* **Work required**:
Can you transcribe the listing below verbatim, from its first line through the line containing "data-label: 252 [167,183,195,202]", with both of those lines included?

BEGIN Material shown

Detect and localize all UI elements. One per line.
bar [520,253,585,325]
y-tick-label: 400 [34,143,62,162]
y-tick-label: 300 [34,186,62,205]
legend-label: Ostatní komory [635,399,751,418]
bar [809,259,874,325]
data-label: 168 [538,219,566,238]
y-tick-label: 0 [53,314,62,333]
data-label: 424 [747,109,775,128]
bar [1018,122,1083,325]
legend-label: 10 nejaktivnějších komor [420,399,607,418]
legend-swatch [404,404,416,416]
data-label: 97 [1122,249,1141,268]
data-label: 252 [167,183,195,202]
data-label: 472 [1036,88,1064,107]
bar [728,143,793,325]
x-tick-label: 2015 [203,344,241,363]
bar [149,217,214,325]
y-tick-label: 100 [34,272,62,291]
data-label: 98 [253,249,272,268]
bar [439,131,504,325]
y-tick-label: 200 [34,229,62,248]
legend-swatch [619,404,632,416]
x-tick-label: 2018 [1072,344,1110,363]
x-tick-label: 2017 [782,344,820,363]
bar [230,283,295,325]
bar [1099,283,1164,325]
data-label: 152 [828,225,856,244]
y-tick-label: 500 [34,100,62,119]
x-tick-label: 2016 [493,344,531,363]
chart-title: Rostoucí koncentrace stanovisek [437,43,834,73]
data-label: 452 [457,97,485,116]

END Material shown

* **Full response**:
Detect and localize all UI elements. One per line.
bar [520,253,585,325]
y-tick-label: 400 [34,143,62,162]
y-tick-label: 300 [34,186,62,205]
legend-label: Ostatní komory [635,399,751,418]
bar [809,259,874,325]
data-label: 168 [538,219,566,238]
y-tick-label: 0 [53,314,62,333]
data-label: 424 [747,109,775,128]
bar [1018,122,1083,325]
legend-label: 10 nejaktivnějších komor [420,399,607,418]
legend-swatch [404,404,416,416]
data-label: 97 [1122,249,1141,268]
data-label: 252 [167,183,195,202]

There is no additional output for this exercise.